Исходный текст →

==================================================

Английское общество XVI в. представляло собой пусть противоречивую, но все же некую систему, находившую выражение и в политике, и в мировоззрении, и в поведении современников. Известно, например, что в Англии XVI в. восторжествовал абсолютизм. Однако в самом этом факте нет ничего специфически английского: ведь то же самое в ту же пору наблюдалось и во Франции. Но если Франция пришла к этому, фактически уничтожив сословное представительство в лице Генеральных штатов, то в Англии та же цель была достигнута при сохранении парламента, более того — при его содействии, в сотрудничестве с ним. Другими словами, парламент — институт, призванный служить противовесом королевской воле, удерживать королевскую прерогативу в «законных рамках», — своей деятельностью узаконивал неограниченную практически власть Тюдоров. Одно это говорит о том, насколько английский абсолютизм был противоречив с «конституционной» точки зрения. О том, какие глубокие конфликты были заложены в подобной системе, свидетельствует правление первых двух Стюартов. Между тем при Тюдорах эта система функционировала в основном безотказно. В самом деле, какой же громадной властью должен был обладать Генрих VIII (1509–1547), чтобы осуществить в стране «волей парламента» реформацию церкви, присвоить себе на территории Англии высшую церковную власть, прежде принадлежавшую папе римскому, закрыть сотни монастырей, изгнать из них толпы монахов и конфисковать их громадные земельные владения.

Но вот на английском престоле оказалась дочь Генриха VIII, Мария Тюдор (1553–1558), поставившая своей целью вернуть Англию в лоно римско-католической церкви, — и парламент с таким же энтузиазмом санкционировал ее действия. Когда после смерти Марии Тюдор на престоле оказалась Елизавета I, парламент в третий раз (менее чем за полстолетие) узаконил королевскую волю — изменил вероисповедание ее подданных: отныне они снова стали англиканами.

==================================================

Упражнение →
Выпишите без изменений часть текста об английском абсолютизме, начиная со слов «Но вот на английском» и заканчивая словами «снова стали англиканами.».

==================================================

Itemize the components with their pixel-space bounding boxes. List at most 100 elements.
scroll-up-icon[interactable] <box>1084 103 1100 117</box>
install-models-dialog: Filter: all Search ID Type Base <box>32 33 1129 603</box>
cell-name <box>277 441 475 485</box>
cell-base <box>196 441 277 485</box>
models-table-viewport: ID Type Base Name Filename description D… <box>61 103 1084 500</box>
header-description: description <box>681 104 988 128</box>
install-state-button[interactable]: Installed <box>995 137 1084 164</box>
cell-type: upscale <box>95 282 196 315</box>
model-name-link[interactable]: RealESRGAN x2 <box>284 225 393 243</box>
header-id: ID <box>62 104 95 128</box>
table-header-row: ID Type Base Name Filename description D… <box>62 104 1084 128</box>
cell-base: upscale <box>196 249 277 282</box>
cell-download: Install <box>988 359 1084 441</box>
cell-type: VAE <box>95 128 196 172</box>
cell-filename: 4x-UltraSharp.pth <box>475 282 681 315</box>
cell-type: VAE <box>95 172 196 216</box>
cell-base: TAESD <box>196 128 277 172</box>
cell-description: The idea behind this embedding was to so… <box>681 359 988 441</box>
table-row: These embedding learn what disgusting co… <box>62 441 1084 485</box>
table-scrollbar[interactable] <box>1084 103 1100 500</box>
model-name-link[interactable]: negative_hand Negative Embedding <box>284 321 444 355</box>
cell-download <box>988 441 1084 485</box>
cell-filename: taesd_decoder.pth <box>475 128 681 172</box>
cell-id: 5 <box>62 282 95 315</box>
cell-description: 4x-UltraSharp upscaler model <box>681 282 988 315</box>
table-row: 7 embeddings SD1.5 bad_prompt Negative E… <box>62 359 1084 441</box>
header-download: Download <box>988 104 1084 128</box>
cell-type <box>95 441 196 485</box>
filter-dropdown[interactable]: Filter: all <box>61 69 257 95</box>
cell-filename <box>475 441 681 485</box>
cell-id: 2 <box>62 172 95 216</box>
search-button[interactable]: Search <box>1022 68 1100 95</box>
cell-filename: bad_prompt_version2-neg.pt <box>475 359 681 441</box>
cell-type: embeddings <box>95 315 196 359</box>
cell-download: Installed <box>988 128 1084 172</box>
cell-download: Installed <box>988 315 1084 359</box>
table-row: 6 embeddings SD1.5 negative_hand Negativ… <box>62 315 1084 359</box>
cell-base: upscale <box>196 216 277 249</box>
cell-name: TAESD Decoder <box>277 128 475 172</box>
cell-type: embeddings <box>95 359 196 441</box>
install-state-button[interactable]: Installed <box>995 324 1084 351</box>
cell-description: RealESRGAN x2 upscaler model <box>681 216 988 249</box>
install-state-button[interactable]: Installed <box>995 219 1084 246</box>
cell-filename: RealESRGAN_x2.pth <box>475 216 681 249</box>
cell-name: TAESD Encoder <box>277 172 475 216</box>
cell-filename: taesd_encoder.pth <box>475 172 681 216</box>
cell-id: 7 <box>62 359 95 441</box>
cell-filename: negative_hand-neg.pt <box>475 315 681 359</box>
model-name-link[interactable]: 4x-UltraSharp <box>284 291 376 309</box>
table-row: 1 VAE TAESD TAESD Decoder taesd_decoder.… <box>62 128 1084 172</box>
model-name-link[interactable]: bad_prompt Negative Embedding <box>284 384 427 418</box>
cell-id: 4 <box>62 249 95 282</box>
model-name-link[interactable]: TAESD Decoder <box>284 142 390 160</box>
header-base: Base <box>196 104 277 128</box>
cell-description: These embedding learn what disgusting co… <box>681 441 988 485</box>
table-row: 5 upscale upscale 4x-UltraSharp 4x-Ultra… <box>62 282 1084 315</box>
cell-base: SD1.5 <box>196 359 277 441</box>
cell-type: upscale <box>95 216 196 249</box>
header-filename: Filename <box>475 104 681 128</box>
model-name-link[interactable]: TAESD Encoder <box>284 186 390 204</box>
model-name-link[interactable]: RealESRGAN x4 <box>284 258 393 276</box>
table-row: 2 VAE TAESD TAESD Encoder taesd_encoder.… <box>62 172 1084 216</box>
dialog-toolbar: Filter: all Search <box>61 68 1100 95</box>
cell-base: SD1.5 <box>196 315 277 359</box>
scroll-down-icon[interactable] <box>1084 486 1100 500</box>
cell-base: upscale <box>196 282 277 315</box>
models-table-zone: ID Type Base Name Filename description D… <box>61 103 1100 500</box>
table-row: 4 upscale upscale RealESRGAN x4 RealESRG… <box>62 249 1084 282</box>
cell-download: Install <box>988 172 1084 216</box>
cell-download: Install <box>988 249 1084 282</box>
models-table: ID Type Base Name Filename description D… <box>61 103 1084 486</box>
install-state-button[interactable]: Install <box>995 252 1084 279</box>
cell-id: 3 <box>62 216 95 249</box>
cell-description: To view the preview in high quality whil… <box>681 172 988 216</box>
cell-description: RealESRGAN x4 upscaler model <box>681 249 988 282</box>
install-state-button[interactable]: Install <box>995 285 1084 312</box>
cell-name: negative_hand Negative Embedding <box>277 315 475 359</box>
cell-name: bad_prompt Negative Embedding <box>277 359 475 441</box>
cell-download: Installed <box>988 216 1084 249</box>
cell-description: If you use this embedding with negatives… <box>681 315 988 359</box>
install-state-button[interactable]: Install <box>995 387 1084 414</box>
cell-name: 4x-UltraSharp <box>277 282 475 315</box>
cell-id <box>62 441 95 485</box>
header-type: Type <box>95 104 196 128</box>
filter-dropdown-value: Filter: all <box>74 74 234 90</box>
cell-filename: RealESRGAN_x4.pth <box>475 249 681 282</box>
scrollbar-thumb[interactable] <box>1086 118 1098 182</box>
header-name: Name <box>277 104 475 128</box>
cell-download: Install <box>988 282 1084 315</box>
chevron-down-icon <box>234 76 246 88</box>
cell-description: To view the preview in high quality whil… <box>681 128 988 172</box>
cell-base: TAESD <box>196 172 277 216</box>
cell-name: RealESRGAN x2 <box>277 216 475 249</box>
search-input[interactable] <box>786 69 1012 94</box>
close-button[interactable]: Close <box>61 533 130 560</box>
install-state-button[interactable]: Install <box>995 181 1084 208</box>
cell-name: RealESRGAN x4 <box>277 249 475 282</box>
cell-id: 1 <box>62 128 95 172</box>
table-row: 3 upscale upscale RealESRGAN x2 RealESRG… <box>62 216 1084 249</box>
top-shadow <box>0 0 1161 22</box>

==================================================

Решение задачи →
Но вот на английском престоле оказалась дочь Генриха VIII, Мария Тюдор (1553–1558), поставившая своей целью вернуть Англию в лоно римско-католической церкви, — и парламент с таким же энтузиазмом санкционировал ее действия. Когда после смерти Марии Тюдор на престоле оказалась Елизавета I, парламент в третий раз (менее чем за полстолетие) узаконил королевскую волю — изменил вероисповедание ее подданных: отныне они снова стали англиканами.